## Written problem
Pull out every line in the data that has the string "four" in it.

## Input data

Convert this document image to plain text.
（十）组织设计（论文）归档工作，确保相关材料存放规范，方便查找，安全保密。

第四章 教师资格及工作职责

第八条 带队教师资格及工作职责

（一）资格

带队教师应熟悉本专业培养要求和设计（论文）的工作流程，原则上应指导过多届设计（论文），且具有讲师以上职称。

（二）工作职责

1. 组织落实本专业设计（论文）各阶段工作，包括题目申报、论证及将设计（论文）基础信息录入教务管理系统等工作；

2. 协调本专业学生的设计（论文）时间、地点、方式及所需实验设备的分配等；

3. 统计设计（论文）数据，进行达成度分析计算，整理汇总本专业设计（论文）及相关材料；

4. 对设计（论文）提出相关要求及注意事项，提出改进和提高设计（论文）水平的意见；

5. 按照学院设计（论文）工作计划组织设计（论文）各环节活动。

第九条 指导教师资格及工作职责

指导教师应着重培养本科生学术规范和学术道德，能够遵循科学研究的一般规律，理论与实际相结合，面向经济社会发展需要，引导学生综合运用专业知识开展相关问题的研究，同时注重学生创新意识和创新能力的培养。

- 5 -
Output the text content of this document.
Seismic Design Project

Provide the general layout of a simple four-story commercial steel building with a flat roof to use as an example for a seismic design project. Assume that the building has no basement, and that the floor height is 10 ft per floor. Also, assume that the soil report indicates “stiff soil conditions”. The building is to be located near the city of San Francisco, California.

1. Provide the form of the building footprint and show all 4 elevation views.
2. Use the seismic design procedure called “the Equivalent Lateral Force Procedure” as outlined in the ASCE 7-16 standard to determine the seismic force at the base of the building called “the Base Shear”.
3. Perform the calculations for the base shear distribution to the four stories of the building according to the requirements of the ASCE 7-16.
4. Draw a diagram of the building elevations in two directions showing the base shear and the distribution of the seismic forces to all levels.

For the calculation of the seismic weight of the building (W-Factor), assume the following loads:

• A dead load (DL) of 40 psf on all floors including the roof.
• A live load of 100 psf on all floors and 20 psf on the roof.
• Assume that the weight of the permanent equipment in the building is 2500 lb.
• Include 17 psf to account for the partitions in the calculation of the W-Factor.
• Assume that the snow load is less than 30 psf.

## Solution below
Provide the general layout of a simple four-story commercial steel building with a flat roof to use as an example for a seismic design project. Assume that the building has no basement, and that the floor height is 10 ft per floor. Also, assume that the soil report indicates “stiff soil conditions”. The building is to be located near the city of San Francisco, California.
3. Perform the calculations for the base shear distribution to the four stories of the building according to the requirements of the ASCE 7-16.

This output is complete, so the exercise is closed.